| TASK DESCRIPTION |
Your task is to quote the material that follows, in full and exactly.
Start DATA
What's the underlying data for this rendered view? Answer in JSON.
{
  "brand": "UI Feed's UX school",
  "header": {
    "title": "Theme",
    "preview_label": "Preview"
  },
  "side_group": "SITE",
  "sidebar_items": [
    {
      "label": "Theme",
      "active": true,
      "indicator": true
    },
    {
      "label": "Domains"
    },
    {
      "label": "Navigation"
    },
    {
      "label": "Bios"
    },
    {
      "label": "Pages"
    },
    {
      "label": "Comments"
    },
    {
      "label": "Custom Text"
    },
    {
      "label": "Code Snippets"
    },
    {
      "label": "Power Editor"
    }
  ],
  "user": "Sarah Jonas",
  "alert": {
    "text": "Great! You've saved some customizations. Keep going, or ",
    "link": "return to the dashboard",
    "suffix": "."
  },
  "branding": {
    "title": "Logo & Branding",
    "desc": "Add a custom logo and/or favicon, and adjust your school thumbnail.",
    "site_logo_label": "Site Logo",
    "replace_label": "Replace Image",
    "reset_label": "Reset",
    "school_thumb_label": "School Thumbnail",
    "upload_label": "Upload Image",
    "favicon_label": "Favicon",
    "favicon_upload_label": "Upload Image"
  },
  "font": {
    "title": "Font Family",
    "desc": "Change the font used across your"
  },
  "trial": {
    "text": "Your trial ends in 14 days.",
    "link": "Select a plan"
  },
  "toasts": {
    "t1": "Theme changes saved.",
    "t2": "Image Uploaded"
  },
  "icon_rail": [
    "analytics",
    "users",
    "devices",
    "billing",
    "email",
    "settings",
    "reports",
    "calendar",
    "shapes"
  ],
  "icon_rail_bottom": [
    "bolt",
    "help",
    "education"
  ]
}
End DATA
| RESPONSE TO THE TASK |
What's the underlying data for this rendered view? Answer in JSON.
{
  "brand": "UI Feed's UX school",
  "header": {
    "title": "Theme",
    "preview_label": "Preview"
  },
  "side_group": "SITE",
  "sidebar_items": [
    {
      "label": "Theme",
      "active": true,
      "indicator": true
    },
    {
      "label": "Domains"
    },
    {
      "label": "Navigation"
    },
    {
      "label": "Bios"
    },
    {
      "label": "Pages"
    },
    {
      "label": "Comments"
    },
    {
      "label": "Custom Text"
    },
    {
      "label": "Code Snippets"
    },
    {
      "label": "Power Editor"
    }
  ],
  "user": "Sarah Jonas",
  "alert": {
    "text": "Great! You've saved some customizations. Keep going, or ",
    "link": "return to the dashboard",
    "suffix": "."
  },
  "branding": {
    "title": "Logo & Branding",
    "desc": "Add a custom logo and/or favicon, and adjust your school thumbnail.",
    "site_logo_label": "Site Logo",
    "replace_label": "Replace Image",
    "reset_label": "Reset",
    "school_thumb_label": "School Thumbnail",
    "upload_label": "Upload Image",
    "favicon_label": "Favicon",
    "favicon_upload_label": "Upload Image"
  },
  "font": {
    "title": "Font Family",
    "desc": "Change the font used across your"
  },
  "trial": {
    "text": "Your trial ends in 14 days.",
    "link": "Select a plan"
  },
  "toasts": {
    "t1": "Theme changes saved.",
    "t2": "Image Uploaded"
  },
  "icon_rail": [
    "analytics",
    "users",
    "devices",
    "billing",
    "email",
    "settings",
    "reports",
    "calendar",
    "shapes"
  ],
  "icon_rail_bottom": [
    "bolt",
    "help",
    "education"
  ]
}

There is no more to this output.